» **Written instruction**: Check each line of the records below and collect those holding "JSON".

» **Items**:
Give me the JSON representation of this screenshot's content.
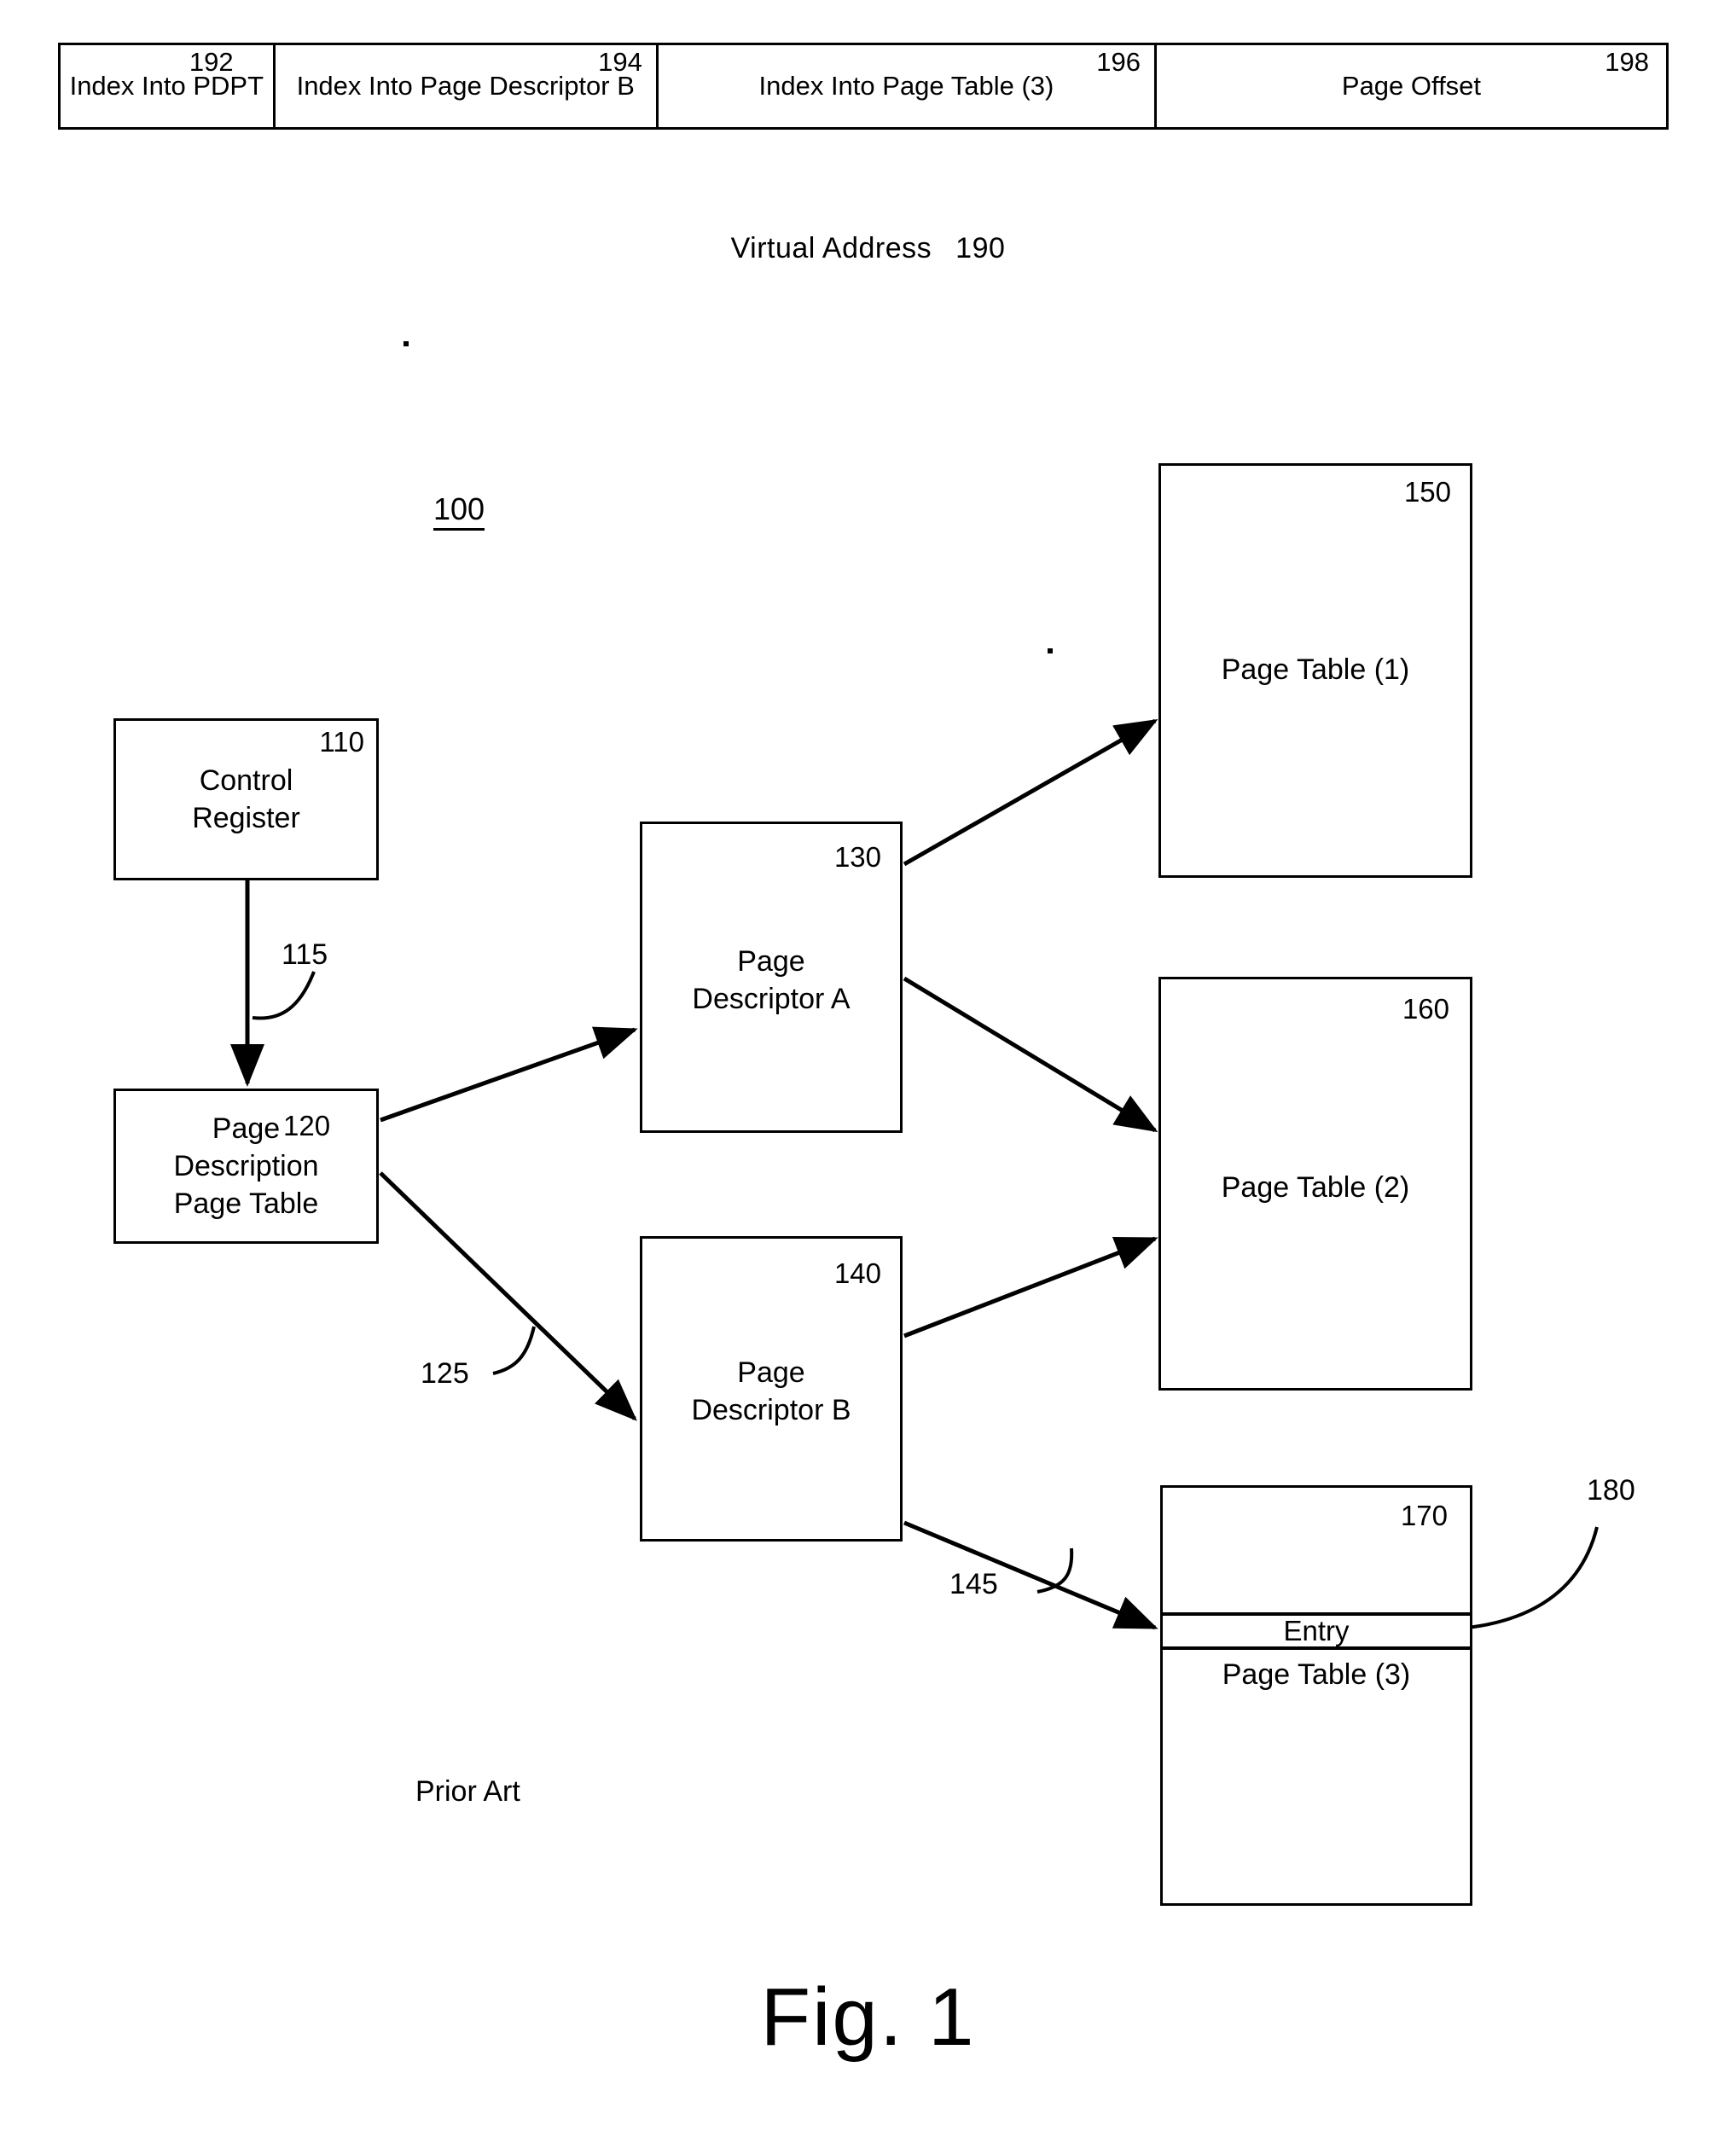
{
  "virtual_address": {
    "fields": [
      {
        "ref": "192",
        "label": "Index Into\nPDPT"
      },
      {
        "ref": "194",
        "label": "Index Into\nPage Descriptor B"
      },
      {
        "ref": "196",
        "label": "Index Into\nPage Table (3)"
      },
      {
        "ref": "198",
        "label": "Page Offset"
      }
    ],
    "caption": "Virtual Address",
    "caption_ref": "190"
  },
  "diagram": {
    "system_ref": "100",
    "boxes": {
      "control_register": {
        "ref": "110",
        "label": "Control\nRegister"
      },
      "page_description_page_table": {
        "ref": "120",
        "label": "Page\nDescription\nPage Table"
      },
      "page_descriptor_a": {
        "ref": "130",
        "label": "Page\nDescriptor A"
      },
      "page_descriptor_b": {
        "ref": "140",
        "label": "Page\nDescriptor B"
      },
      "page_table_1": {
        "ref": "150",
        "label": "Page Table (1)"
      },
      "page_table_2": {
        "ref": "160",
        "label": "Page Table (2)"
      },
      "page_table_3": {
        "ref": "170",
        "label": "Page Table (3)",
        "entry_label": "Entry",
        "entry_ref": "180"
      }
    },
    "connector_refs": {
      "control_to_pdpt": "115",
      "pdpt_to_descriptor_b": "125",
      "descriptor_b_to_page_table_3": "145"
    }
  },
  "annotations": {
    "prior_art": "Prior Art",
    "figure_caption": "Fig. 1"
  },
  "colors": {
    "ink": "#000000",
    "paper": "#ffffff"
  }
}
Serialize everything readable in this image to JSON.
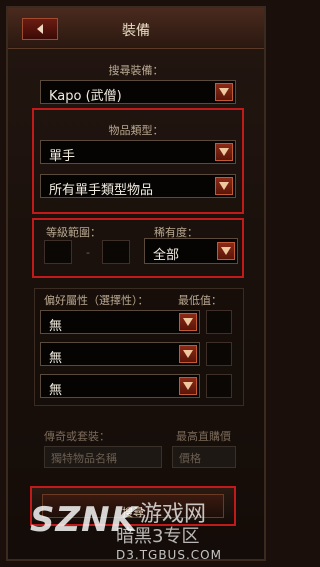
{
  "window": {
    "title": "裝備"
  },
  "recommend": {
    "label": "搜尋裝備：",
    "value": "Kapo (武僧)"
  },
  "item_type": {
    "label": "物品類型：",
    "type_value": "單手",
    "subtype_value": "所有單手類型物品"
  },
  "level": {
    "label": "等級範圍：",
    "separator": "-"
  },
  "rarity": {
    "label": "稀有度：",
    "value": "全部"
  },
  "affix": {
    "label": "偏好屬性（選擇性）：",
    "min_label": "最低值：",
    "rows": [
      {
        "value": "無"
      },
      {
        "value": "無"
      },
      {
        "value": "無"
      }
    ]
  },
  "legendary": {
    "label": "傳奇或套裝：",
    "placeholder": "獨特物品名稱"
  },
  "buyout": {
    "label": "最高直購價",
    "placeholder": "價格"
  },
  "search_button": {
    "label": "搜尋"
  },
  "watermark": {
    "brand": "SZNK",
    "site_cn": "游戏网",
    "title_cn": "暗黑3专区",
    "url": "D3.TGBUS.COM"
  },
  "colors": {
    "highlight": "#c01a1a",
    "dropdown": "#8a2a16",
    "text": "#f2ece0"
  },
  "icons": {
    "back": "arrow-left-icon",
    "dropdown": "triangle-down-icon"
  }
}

» **Output of the exercise**:
Give me the JSON representation of this screenshot's content.
Serialize everything readable in this image to JSON.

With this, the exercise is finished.